## Start

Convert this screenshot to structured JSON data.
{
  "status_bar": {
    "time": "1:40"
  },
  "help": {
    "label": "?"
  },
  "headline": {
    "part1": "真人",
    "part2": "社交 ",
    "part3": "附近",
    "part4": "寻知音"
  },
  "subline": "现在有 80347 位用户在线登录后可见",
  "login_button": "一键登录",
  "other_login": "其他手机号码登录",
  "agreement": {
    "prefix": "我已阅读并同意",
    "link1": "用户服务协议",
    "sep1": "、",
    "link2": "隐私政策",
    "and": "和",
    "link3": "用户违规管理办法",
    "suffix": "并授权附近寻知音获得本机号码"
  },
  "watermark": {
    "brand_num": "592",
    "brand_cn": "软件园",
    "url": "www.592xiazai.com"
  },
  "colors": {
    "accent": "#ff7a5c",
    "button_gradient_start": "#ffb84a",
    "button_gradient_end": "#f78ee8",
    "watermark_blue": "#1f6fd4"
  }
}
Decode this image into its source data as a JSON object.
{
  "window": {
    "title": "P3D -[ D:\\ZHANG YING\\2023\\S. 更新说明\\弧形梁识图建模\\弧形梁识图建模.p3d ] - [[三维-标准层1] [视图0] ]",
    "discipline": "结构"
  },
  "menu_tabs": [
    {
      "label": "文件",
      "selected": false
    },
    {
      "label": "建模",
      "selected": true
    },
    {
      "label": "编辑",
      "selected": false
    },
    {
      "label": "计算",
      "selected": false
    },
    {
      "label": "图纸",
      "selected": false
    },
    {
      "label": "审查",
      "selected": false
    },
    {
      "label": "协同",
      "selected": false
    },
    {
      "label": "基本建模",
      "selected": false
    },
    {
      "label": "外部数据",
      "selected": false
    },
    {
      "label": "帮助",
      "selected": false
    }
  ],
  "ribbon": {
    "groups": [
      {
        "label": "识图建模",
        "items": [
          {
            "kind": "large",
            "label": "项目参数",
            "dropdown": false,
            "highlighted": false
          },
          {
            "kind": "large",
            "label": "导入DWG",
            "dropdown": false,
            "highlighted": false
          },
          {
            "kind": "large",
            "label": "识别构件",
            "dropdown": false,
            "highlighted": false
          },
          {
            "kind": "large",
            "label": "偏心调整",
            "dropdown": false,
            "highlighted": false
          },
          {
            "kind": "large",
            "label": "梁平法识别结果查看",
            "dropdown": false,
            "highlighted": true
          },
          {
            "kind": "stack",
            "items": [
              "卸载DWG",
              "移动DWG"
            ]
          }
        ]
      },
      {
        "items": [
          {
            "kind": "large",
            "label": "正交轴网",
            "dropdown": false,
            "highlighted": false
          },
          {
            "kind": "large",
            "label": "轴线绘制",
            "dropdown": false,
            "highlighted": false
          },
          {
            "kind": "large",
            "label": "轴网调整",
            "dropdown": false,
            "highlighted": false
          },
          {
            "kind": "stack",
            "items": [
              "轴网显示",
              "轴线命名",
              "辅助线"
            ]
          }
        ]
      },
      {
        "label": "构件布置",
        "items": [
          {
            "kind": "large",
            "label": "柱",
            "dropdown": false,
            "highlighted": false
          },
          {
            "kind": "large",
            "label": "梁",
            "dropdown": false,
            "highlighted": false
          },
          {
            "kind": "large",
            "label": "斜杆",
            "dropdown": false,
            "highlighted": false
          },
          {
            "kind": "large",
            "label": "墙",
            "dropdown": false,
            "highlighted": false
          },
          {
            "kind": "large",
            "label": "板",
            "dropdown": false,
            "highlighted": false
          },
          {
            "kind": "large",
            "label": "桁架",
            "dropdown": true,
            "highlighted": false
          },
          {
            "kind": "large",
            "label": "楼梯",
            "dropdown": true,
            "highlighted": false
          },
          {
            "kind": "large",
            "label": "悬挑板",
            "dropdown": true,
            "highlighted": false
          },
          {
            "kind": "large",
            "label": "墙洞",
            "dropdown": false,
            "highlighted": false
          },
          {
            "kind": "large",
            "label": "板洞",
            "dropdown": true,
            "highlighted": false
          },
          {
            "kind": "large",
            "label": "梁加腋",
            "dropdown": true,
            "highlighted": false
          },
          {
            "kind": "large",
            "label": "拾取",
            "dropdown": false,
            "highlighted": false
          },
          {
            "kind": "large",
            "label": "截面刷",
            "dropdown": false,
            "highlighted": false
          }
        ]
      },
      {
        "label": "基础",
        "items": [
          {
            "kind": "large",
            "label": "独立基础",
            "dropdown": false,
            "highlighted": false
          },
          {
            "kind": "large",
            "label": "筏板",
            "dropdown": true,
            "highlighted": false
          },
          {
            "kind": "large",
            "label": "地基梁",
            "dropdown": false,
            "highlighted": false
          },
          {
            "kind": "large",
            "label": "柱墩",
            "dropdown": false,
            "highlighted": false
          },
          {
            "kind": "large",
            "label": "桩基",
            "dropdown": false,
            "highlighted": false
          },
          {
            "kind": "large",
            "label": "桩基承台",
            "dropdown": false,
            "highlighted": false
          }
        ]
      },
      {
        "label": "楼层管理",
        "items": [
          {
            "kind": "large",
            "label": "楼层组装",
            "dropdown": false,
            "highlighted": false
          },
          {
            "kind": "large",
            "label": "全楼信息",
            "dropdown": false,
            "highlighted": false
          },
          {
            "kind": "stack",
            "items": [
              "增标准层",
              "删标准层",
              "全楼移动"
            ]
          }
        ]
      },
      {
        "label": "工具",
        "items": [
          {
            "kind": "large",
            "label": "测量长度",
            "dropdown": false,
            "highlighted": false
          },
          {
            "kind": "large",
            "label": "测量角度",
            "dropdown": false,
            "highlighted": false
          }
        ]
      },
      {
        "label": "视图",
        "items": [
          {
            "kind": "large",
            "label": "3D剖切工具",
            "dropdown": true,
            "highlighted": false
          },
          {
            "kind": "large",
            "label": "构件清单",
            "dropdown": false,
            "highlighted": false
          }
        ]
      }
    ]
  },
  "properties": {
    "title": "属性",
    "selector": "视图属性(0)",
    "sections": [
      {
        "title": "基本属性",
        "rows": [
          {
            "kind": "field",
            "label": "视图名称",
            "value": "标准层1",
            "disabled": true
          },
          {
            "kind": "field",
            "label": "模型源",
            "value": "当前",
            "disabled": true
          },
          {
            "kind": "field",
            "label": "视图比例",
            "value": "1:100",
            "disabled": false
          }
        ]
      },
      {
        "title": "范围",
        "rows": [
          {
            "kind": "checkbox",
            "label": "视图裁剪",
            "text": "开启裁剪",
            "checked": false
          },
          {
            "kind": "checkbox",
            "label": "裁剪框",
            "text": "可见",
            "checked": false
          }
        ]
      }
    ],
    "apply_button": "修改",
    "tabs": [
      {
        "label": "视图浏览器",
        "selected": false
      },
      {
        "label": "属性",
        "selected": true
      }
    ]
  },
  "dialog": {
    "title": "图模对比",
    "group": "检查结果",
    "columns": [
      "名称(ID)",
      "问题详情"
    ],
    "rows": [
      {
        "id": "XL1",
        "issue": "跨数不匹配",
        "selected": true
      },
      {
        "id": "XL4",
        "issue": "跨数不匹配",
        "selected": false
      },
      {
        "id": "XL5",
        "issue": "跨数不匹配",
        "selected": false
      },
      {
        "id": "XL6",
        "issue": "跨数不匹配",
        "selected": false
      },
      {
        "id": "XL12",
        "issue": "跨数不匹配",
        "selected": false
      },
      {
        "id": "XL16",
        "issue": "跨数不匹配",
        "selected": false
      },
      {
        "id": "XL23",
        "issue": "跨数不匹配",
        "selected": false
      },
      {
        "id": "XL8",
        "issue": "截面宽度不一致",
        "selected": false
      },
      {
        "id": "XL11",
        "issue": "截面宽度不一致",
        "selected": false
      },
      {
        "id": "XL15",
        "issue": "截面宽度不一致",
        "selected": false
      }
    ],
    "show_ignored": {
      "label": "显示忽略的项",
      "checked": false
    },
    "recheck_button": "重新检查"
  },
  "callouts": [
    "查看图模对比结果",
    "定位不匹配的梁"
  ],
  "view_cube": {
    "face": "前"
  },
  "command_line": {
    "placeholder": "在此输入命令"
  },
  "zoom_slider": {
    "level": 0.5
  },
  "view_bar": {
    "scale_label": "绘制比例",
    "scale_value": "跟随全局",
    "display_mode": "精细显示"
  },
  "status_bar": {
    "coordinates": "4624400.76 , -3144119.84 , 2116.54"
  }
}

## End

Return each line of the listing that holds the string "data".

## Answer
Convert this screenshot to structured JSON data.
Decode this image into its source data as a JSON object.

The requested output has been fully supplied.